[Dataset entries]
- - -

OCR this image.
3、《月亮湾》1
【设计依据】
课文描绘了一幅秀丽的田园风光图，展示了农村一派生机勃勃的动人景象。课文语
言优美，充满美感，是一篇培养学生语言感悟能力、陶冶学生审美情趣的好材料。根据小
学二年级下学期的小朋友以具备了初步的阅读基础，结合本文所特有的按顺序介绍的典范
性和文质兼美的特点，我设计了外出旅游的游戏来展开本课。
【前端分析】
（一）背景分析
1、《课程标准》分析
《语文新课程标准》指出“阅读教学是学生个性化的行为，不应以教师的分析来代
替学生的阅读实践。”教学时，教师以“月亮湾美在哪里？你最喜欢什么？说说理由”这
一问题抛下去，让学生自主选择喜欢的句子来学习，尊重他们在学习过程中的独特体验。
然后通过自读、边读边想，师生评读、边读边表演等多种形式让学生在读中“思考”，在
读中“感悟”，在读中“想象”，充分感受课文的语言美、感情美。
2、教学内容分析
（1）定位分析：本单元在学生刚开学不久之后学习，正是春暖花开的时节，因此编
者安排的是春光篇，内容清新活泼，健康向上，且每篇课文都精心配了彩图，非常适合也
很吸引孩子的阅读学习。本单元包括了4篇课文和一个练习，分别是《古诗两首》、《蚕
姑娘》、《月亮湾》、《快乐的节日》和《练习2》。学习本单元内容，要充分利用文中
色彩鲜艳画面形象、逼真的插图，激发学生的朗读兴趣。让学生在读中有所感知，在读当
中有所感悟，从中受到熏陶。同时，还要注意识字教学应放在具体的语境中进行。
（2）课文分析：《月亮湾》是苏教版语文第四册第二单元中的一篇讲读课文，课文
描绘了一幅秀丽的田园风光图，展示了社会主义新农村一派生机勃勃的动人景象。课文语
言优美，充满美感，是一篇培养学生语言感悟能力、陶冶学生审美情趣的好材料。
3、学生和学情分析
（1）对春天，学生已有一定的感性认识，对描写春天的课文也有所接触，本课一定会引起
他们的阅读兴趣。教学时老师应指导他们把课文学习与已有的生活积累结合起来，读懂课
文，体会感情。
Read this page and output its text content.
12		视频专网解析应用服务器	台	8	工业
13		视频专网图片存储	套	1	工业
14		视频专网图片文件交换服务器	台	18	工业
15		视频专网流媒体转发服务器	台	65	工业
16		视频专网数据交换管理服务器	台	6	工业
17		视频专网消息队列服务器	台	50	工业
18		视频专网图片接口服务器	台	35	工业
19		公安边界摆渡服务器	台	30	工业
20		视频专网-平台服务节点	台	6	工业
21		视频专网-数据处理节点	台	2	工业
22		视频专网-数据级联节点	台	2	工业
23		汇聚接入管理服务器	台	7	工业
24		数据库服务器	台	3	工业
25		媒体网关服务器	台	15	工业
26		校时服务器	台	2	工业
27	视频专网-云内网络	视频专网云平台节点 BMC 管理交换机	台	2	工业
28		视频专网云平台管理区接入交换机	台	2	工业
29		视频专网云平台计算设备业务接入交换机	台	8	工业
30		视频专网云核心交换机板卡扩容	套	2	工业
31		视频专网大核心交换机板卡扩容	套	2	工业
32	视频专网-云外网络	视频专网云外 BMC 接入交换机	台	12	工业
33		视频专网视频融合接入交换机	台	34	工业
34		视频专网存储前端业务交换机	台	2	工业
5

- - -

The request
Give nothing but the count of lines in the listing above that hold the string "陶冶学生审美情趣的好材料".

Solution for this task
2